What is required:
Print the listing below in its entirety, character for character.

........

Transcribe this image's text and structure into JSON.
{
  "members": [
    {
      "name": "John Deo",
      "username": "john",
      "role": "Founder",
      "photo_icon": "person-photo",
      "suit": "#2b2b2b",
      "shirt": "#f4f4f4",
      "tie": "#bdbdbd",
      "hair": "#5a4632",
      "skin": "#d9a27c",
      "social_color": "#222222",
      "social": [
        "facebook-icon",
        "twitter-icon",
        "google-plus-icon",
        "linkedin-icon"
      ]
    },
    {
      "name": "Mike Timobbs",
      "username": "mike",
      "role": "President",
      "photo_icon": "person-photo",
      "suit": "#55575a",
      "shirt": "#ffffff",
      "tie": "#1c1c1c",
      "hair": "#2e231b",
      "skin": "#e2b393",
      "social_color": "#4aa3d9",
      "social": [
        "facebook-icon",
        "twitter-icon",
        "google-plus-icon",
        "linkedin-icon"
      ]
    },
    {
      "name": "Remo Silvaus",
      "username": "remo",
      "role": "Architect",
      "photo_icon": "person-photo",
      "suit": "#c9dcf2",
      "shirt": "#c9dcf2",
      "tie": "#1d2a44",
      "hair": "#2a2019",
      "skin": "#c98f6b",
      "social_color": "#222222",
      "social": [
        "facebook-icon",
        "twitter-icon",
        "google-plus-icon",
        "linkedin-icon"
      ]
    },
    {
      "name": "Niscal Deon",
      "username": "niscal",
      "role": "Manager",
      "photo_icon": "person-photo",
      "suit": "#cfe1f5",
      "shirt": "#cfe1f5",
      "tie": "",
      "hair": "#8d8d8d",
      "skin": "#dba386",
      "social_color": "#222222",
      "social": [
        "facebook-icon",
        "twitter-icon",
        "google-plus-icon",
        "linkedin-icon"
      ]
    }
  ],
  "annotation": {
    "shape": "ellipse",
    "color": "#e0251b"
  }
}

........

Response:
Transcribe this image's text and structure into JSON.
{
  "members": [
    {
      "name": "John Deo",
      "username": "john",
      "role": "Founder",
      "photo_icon": "person-photo",
      "suit": "#2b2b2b",
      "shirt": "#f4f4f4",
      "tie": "#bdbdbd",
      "hair": "#5a4632",
      "skin": "#d9a27c",
      "social_color": "#222222",
      "social": [
        "facebook-icon",
        "twitter-icon",
        "google-plus-icon",
        "linkedin-icon"
      ]
    },
    {
      "name": "Mike Timobbs",
      "username": "mike",
      "role": "President",
      "photo_icon": "person-photo",
      "suit": "#55575a",
      "shirt": "#ffffff",
      "tie": "#1c1c1c",
      "hair": "#2e231b",
      "skin": "#e2b393",
      "social_color": "#4aa3d9",
      "social": [
        "facebook-icon",
        "twitter-icon",
        "google-plus-icon",
        "linkedin-icon"
      ]
    },
    {
      "name": "Remo Silvaus",
      "username": "remo",
      "role": "Architect",
      "photo_icon": "person-photo",
      "suit": "#c9dcf2",
      "shirt": "#c9dcf2",
      "tie": "#1d2a44",
      "hair": "#2a2019",
      "skin": "#c98f6b",
      "social_color": "#222222",
      "social": [
        "facebook-icon",
        "twitter-icon",
        "google-plus-icon",
        "linkedin-icon"
      ]
    },
    {
      "name": "Niscal Deon",
      "username": "niscal",
      "role": "Manager",
      "photo_icon": "person-photo",
      "suit": "#cfe1f5",
      "shirt": "#cfe1f5",
      "tie": "",
      "hair": "#8d8d8d",
      "skin": "#dba386",
      "social_color": "#222222",
      "social": [
        "facebook-icon",
        "twitter-icon",
        "google-plus-icon",
        "linkedin-icon"
      ]
    }
  ],
  "annotation": {
    "shape": "ellipse",
    "color": "#e0251b"
  }
}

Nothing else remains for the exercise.